**WORK TO COMPLETE:**
In the page excerpt on trauma and PTSD, which service offers free counseling?

**PAGE EXCERPT:**
============
What is the difference between trauma and PTSD?

Trauma = the event itself. PTSD = a mental-health diagnosis lasting 1+ month after the event. Not all trauma survivors develop PTSD. Estimated 50~60% experience lifetime trauma → 7~8% develop PTSD. Natural recovery: 50% by 3 months, 30% by 6 months, 20% by 12 months. Within 1 month = Acute Stress Disorder (ASD). 4-cluster persistence past 1 month = PTSD.

How much does treatment cost?

Korean psychiatry outpatient is covered by national insurance (₩20~50K per visit, copay). Clinical psychology therapy (PE/CPT/EMDR) ₩80~150K per session, 12 sessions = ₩1.0~1.8M, only partial coverage. Mental Health Welfare Center offers free counseling. Medicaid (Class 1/2) provides additional support. "National Trauma Center" (Seoul, Busan, Gwangju, etc.) offers free PTSD treatment. Military trauma = Ministry of Patriots and Veterans Affairs support. Industrial trauma = workers' comp.
============
**DATA EXTRACTS:**
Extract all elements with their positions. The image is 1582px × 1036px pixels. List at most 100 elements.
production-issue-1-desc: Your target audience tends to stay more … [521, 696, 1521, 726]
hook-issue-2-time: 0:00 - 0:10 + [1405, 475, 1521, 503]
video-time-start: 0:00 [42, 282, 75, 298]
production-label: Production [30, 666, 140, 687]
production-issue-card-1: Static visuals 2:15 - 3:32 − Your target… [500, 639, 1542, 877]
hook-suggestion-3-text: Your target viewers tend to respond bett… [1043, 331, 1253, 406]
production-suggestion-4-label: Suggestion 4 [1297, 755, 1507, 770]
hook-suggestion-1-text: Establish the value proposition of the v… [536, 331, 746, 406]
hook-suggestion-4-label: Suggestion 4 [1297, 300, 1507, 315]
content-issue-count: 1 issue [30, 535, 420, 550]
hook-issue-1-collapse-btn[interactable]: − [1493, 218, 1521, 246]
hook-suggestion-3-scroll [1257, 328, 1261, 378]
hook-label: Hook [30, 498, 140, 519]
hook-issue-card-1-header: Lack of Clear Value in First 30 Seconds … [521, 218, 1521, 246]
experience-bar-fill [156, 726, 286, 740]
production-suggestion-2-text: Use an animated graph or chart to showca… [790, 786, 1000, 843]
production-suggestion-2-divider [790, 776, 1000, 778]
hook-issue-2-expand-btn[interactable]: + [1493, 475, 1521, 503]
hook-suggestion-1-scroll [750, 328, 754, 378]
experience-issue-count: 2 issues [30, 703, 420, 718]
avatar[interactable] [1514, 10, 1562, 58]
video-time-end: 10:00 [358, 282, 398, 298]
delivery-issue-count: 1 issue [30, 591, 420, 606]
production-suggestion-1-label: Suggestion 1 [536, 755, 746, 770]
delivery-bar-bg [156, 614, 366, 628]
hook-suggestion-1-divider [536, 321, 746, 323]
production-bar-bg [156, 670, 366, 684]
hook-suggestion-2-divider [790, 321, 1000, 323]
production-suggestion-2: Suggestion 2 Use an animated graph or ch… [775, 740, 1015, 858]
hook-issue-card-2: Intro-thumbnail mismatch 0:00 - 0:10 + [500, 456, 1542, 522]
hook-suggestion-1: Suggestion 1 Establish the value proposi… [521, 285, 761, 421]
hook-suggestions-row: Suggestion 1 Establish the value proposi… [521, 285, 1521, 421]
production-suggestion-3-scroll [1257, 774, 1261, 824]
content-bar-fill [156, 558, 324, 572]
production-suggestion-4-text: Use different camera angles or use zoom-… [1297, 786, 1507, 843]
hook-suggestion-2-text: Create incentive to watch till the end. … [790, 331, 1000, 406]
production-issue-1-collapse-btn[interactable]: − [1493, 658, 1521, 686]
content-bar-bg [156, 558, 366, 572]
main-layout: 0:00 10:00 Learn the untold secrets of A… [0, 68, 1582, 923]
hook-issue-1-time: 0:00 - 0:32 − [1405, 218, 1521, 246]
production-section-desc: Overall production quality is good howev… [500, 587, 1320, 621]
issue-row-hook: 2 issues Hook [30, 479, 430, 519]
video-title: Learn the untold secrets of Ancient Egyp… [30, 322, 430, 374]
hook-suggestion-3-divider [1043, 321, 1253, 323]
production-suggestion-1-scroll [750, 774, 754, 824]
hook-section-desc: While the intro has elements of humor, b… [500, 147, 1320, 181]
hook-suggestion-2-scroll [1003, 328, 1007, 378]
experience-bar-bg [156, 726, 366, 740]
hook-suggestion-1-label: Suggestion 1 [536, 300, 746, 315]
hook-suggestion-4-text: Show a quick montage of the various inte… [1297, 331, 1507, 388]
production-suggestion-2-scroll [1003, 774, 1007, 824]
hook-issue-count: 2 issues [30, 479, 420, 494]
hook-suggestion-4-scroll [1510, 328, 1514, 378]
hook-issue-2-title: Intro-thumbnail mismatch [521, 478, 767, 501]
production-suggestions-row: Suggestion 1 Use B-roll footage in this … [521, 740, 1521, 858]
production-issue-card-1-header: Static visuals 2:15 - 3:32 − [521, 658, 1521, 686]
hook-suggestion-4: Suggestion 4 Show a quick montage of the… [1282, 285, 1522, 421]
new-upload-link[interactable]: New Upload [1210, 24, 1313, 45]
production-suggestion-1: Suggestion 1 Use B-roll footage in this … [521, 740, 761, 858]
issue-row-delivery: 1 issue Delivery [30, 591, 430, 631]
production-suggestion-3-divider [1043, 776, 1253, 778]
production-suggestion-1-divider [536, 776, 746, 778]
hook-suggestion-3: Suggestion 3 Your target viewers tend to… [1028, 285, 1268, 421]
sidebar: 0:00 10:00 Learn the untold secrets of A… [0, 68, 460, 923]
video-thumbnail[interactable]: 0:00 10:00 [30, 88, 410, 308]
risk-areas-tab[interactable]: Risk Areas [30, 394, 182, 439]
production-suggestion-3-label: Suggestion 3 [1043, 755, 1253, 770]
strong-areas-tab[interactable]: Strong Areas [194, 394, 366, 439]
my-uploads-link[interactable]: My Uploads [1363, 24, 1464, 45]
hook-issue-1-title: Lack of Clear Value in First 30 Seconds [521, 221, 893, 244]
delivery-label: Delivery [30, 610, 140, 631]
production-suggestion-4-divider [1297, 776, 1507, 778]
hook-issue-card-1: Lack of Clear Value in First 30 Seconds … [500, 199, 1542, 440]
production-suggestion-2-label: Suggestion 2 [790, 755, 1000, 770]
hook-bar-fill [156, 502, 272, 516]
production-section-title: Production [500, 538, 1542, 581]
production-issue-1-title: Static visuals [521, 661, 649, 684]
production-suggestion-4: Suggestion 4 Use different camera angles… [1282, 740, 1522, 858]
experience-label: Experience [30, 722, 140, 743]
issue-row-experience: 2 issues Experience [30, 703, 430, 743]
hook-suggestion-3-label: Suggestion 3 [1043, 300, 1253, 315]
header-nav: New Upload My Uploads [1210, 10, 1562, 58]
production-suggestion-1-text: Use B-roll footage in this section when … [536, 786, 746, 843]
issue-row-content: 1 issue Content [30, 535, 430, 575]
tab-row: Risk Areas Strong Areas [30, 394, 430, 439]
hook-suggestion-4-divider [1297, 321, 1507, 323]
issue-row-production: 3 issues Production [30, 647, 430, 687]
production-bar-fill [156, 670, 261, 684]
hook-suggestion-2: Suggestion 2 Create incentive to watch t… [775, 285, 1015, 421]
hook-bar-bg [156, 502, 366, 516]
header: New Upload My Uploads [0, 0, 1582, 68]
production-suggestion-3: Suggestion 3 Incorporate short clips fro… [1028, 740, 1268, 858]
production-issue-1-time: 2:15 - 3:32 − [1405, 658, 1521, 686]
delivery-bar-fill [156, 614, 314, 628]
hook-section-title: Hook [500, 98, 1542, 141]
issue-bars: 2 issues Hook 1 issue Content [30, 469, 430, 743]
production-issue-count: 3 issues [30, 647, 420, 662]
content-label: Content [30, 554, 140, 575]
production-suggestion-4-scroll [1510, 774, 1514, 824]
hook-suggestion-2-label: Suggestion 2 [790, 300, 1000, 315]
============
**REPLY:**
The Mental Health Welfare Center.